Make an exact copy of all the entries, but do not reproduce the pictures.

━━━━━ GIVEN DATA ━━━━━

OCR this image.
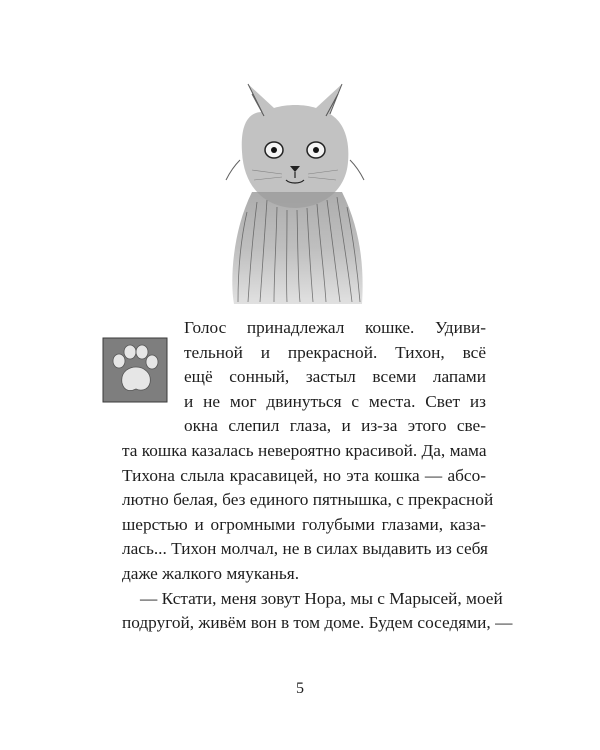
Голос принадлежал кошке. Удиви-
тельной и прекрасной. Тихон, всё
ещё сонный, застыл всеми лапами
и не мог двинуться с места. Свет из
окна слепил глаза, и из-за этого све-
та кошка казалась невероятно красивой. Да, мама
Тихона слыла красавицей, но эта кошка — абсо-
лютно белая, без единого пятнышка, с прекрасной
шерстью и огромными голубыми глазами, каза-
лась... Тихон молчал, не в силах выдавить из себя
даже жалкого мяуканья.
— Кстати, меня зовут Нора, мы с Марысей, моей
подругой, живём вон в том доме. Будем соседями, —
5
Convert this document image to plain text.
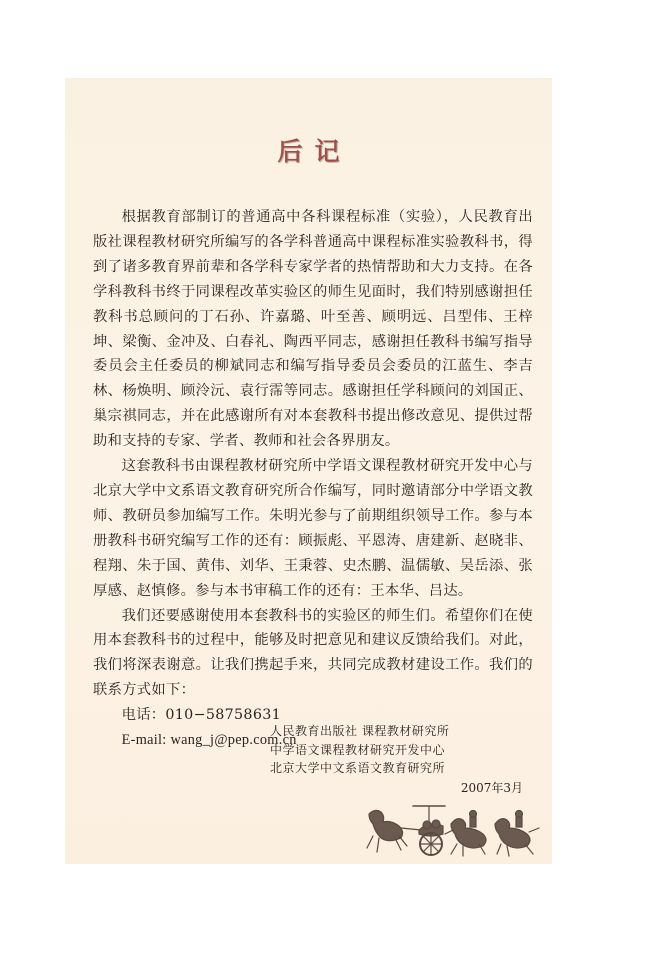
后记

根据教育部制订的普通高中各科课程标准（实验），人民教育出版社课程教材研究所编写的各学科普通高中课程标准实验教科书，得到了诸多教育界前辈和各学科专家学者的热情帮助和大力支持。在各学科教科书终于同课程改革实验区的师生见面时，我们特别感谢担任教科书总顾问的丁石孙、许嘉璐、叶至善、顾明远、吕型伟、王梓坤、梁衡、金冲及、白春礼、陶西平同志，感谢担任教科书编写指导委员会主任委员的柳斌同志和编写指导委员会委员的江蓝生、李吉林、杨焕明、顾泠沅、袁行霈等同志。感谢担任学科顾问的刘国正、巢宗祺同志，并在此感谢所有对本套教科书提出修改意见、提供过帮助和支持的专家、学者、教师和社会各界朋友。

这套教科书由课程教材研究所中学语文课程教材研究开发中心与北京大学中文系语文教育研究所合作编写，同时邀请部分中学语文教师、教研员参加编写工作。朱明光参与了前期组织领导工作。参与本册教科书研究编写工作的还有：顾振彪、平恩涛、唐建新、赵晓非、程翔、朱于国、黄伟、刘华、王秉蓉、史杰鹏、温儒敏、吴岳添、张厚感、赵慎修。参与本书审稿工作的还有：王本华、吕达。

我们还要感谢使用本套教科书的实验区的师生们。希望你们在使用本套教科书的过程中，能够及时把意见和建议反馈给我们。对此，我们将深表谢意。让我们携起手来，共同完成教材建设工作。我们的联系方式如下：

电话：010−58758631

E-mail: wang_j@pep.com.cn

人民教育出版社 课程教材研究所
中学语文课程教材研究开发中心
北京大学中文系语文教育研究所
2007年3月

━━━━━

#### [EXPECTED ANSWER]
OCR this image.
Голос принадлежал кошке. Удиви-
тельной и прекрасной. Тихон, всё
ещё сонный, застыл всеми лапами
и не мог двинуться с места. Свет из
окна слепил глаза, и из-за этого све-
та кошка казалась невероятно красивой. Да, мама
Тихона слыла красавицей, но эта кошка — абсо-
лютно белая, без единого пятнышка, с прекрасной
шерстью и огромными голубыми глазами, каза-
лась... Тихон молчал, не в силах выдавить из себя
даже жалкого мяуканья.
— Кстати, меня зовут Нора, мы с Марысей, моей
подругой, живём вон в том доме. Будем соседями, —
5
Convert this document image to plain text.
后记

根据教育部制订的普通高中各科课程标准（实验），人民教育出版社课程教材研究所编写的各学科普通高中课程标准实验教科书，得到了诸多教育界前辈和各学科专家学者的热情帮助和大力支持。在各学科教科书终于同课程改革实验区的师生见面时，我们特别感谢担任教科书总顾问的丁石孙、许嘉璐、叶至善、顾明远、吕型伟、王梓坤、梁衡、金冲及、白春礼、陶西平同志，感谢担任教科书编写指导委员会主任委员的柳斌同志和编写指导委员会委员的江蓝生、李吉林、杨焕明、顾泠沅、袁行霈等同志。感谢担任学科顾问的刘国正、巢宗祺同志，并在此感谢所有对本套教科书提出修改意见、提供过帮助和支持的专家、学者、教师和社会各界朋友。

这套教科书由课程教材研究所中学语文课程教材研究开发中心与北京大学中文系语文教育研究所合作编写，同时邀请部分中学语文教师、教研员参加编写工作。朱明光参与了前期组织领导工作。参与本册教科书研究编写工作的还有：顾振彪、平恩涛、唐建新、赵晓非、程翔、朱于国、黄伟、刘华、王秉蓉、史杰鹏、温儒敏、吴岳添、张厚感、赵慎修。参与本书审稿工作的还有：王本华、吕达。

我们还要感谢使用本套教科书的实验区的师生们。希望你们在使用本套教科书的过程中，能够及时把意见和建议反馈给我们。对此，我们将深表谢意。让我们携起手来，共同完成教材建设工作。我们的联系方式如下：

电话：010−58758631

E-mail: wang_j@pep.com.cn

人民教育出版社 课程教材研究所
中学语文课程教材研究开发中心
北京大学中文系语文教育研究所
2007年3月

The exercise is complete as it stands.